Skip the images and copy each record exactly as written.
▬▬▬▬▬▬▬▬▬▬
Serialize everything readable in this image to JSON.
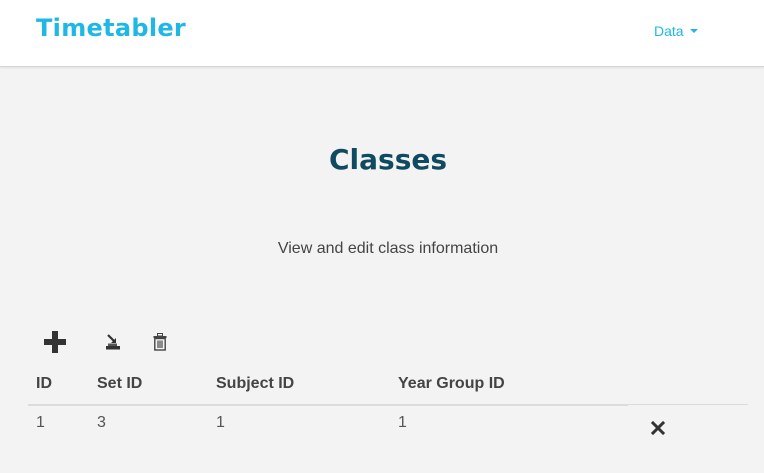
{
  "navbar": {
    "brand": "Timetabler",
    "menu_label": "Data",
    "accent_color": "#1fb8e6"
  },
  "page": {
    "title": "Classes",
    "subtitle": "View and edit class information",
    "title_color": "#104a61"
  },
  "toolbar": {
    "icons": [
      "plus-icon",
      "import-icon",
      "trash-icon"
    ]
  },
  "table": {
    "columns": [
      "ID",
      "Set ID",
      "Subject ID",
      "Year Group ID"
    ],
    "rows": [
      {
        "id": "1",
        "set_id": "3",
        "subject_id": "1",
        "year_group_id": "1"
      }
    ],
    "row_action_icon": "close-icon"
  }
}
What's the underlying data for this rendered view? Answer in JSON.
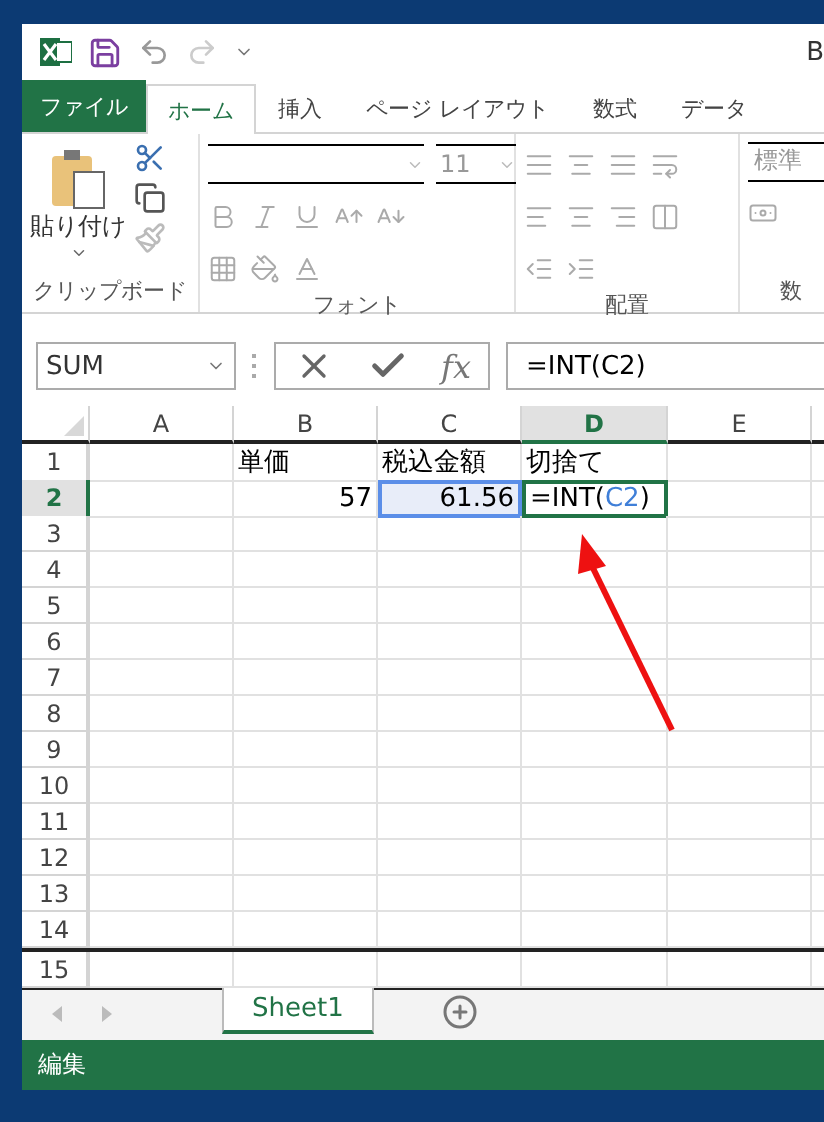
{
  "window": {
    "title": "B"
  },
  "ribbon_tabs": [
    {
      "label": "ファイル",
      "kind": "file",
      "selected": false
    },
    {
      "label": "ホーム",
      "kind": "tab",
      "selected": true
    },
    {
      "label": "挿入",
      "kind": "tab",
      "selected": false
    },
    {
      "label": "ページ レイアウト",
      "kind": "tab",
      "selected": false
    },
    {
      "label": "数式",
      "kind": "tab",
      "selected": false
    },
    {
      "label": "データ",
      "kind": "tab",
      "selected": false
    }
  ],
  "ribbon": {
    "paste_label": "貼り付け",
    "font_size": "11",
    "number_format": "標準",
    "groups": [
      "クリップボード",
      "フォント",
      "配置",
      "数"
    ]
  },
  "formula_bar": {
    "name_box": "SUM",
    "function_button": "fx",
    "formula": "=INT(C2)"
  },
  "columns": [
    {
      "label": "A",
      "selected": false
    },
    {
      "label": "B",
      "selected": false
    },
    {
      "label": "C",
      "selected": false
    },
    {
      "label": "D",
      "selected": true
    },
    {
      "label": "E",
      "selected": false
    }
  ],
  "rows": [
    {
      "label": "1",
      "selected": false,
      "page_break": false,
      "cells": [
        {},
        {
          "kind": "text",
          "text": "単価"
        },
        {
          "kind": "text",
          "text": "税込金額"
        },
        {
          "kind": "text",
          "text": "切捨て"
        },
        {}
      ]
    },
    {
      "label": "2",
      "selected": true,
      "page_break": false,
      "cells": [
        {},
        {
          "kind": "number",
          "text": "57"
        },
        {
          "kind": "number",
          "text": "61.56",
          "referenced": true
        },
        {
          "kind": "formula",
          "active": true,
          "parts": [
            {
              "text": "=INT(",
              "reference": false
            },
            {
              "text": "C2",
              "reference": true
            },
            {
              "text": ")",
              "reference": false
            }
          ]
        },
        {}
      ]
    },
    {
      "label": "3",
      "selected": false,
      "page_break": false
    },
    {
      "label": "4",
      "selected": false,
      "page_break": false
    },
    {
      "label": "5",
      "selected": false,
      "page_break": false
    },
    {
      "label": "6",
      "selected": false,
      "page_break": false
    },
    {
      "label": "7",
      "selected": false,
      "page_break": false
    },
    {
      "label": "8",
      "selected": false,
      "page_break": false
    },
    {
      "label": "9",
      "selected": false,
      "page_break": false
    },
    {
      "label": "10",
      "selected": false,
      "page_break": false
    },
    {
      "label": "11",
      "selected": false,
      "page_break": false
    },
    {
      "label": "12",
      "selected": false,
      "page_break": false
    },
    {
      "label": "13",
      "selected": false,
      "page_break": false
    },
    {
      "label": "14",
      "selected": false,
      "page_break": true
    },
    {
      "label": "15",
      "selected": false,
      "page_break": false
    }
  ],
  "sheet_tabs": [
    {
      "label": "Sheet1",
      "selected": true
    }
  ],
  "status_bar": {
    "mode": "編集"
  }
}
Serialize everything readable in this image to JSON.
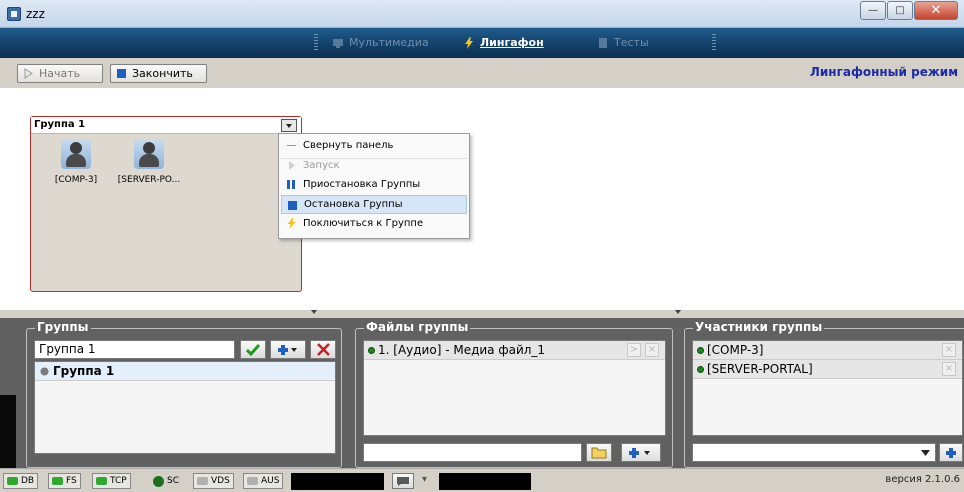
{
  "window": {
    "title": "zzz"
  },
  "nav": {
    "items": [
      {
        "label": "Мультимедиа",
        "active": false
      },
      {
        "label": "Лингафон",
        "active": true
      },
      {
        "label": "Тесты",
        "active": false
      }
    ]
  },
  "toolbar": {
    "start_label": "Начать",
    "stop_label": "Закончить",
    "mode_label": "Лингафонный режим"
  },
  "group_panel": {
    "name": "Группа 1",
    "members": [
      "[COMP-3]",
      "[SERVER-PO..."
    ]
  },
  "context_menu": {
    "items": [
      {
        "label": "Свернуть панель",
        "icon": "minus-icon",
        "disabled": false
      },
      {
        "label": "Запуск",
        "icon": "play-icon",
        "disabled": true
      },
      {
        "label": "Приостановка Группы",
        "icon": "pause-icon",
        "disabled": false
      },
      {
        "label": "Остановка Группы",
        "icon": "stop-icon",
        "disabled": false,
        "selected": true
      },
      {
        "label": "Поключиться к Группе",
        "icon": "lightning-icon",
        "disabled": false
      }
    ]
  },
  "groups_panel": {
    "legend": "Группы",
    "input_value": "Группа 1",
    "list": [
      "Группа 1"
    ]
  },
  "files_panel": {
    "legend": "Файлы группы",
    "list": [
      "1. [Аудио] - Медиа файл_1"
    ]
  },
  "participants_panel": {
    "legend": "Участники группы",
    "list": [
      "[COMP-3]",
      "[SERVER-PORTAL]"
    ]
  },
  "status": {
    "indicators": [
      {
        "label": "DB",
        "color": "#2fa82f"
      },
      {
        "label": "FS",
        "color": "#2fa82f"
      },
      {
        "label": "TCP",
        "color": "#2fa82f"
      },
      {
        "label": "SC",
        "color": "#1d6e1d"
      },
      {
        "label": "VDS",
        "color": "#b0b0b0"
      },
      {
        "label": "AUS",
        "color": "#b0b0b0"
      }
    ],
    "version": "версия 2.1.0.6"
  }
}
▬▬▬▬▬▬▬▬▬▬
> _Solution to this exercise_:
Serialize everything readable in this image to JSON.
{
  "navbar": {
    "brand": "Timetabler",
    "menu_label": "Data",
    "accent_color": "#1fb8e6"
  },
  "page": {
    "title": "Classes",
    "subtitle": "View and edit class information",
    "title_color": "#104a61"
  },
  "toolbar": {
    "icons": [
      "plus-icon",
      "import-icon",
      "trash-icon"
    ]
  },
  "table": {
    "columns": [
      "ID",
      "Set ID",
      "Subject ID",
      "Year Group ID"
    ],
    "rows": [
      {
        "id": "1",
        "set_id": "3",
        "subject_id": "1",
        "year_group_id": "1"
      }
    ],
    "row_action_icon": "close-icon"
  }
}
What's the underlying data for this rendered view? Answer in JSON.
{
  "window": {
    "title": "B"
  },
  "ribbon_tabs": [
    {
      "label": "ファイル",
      "kind": "file",
      "selected": false
    },
    {
      "label": "ホーム",
      "kind": "tab",
      "selected": true
    },
    {
      "label": "挿入",
      "kind": "tab",
      "selected": false
    },
    {
      "label": "ページ レイアウト",
      "kind": "tab",
      "selected": false
    },
    {
      "label": "数式",
      "kind": "tab",
      "selected": false
    },
    {
      "label": "データ",
      "kind": "tab",
      "selected": false
    }
  ],
  "ribbon": {
    "paste_label": "貼り付け",
    "font_size": "11",
    "number_format": "標準",
    "groups": [
      "クリップボード",
      "フォント",
      "配置",
      "数"
    ]
  },
  "formula_bar": {
    "name_box": "SUM",
    "function_button": "fx",
    "formula": "=INT(C2)"
  },
  "columns": [
    {
      "label": "A",
      "selected": false
    },
    {
      "label": "B",
      "selected": false
    },
    {
      "label": "C",
      "selected": false
    },
    {
      "label": "D",
      "selected": true
    },
    {
      "label": "E",
      "selected": false
    }
  ],
  "rows": [
    {
      "label": "1",
      "selected": false,
      "page_break": false,
      "cells": [
        {},
        {
          "kind": "text",
          "text": "単価"
        },
        {
          "kind": "text",
          "text": "税込金額"
        },
        {
          "kind": "text",
          "text": "切捨て"
        },
        {}
      ]
    },
    {
      "label": "2",
      "selected": true,
      "page_break": false,
      "cells": [
        {},
        {
          "kind": "number",
          "text": "57"
        },
        {
          "kind": "number",
          "text": "61.56",
          "referenced": true
        },
        {
          "kind": "formula",
          "active": true,
          "parts": [
            {
              "text": "=INT(",
              "reference": false
            },
            {
              "text": "C2",
              "reference": true
            },
            {
              "text": ")",
              "reference": false
            }
          ]
        },
        {}
      ]
    },
    {
      "label": "3",
      "selected": false,
      "page_break": false
    },
    {
      "label": "4",
      "selected": false,
      "page_break": false
    },
    {
      "label": "5",
      "selected": false,
      "page_break": false
    },
    {
      "label": "6",
      "selected": false,
      "page_break": false
    },
    {
      "label": "7",
      "selected": false,
      "page_break": false
    },
    {
      "label": "8",
      "selected": false,
      "page_break": false
    },
    {
      "label": "9",
      "selected": false,
      "page_break": false
    },
    {
      "label": "10",
      "selected": false,
      "page_break": false
    },
    {
      "label": "11",
      "selected": false,
      "page_break": false
    },
    {
      "label": "12",
      "selected": false,
      "page_break": false
    },
    {
      "label": "13",
      "selected": false,
      "page_break": false
    },
    {
      "label": "14",
      "selected": false,
      "page_break": true
    },
    {
      "label": "15",
      "selected": false,
      "page_break": false
    }
  ],
  "sheet_tabs": [
    {
      "label": "Sheet1",
      "selected": true
    }
  ],
  "status_bar": {
    "mode": "編集"
  }
}
Serialize everything readable in this image to JSON.
{
  "window": {
    "title": "zzz"
  },
  "nav": {
    "items": [
      {
        "label": "Мультимедиа",
        "active": false
      },
      {
        "label": "Лингафон",
        "active": true
      },
      {
        "label": "Тесты",
        "active": false
      }
    ]
  },
  "toolbar": {
    "start_label": "Начать",
    "stop_label": "Закончить",
    "mode_label": "Лингафонный режим"
  },
  "group_panel": {
    "name": "Группа 1",
    "members": [
      "[COMP-3]",
      "[SERVER-PO..."
    ]
  },
  "context_menu": {
    "items": [
      {
        "label": "Свернуть панель",
        "icon": "minus-icon",
        "disabled": false
      },
      {
        "label": "Запуск",
        "icon": "play-icon",
        "disabled": true
      },
      {
        "label": "Приостановка Группы",
        "icon": "pause-icon",
        "disabled": false
      },
      {
        "label": "Остановка Группы",
        "icon": "stop-icon",
        "disabled": false,
        "selected": true
      },
      {
        "label": "Поключиться к Группе",
        "icon": "lightning-icon",
        "disabled": false
      }
    ]
  },
  "groups_panel": {
    "legend": "Группы",
    "input_value": "Группа 1",
    "list": [
      "Группа 1"
    ]
  },
  "files_panel": {
    "legend": "Файлы группы",
    "list": [
      "1. [Аудио] - Медиа файл_1"
    ]
  },
  "participants_panel": {
    "legend": "Участники группы",
    "list": [
      "[COMP-3]",
      "[SERVER-PORTAL]"
    ]
  },
  "status": {
    "indicators": [
      {
        "label": "DB",
        "color": "#2fa82f"
      },
      {
        "label": "FS",
        "color": "#2fa82f"
      },
      {
        "label": "TCP",
        "color": "#2fa82f"
      },
      {
        "label": "SC",
        "color": "#1d6e1d"
      },
      {
        "label": "VDS",
        "color": "#b0b0b0"
      },
      {
        "label": "AUS",
        "color": "#b0b0b0"
      }
    ],
    "version": "версия 2.1.0.6"
  }
}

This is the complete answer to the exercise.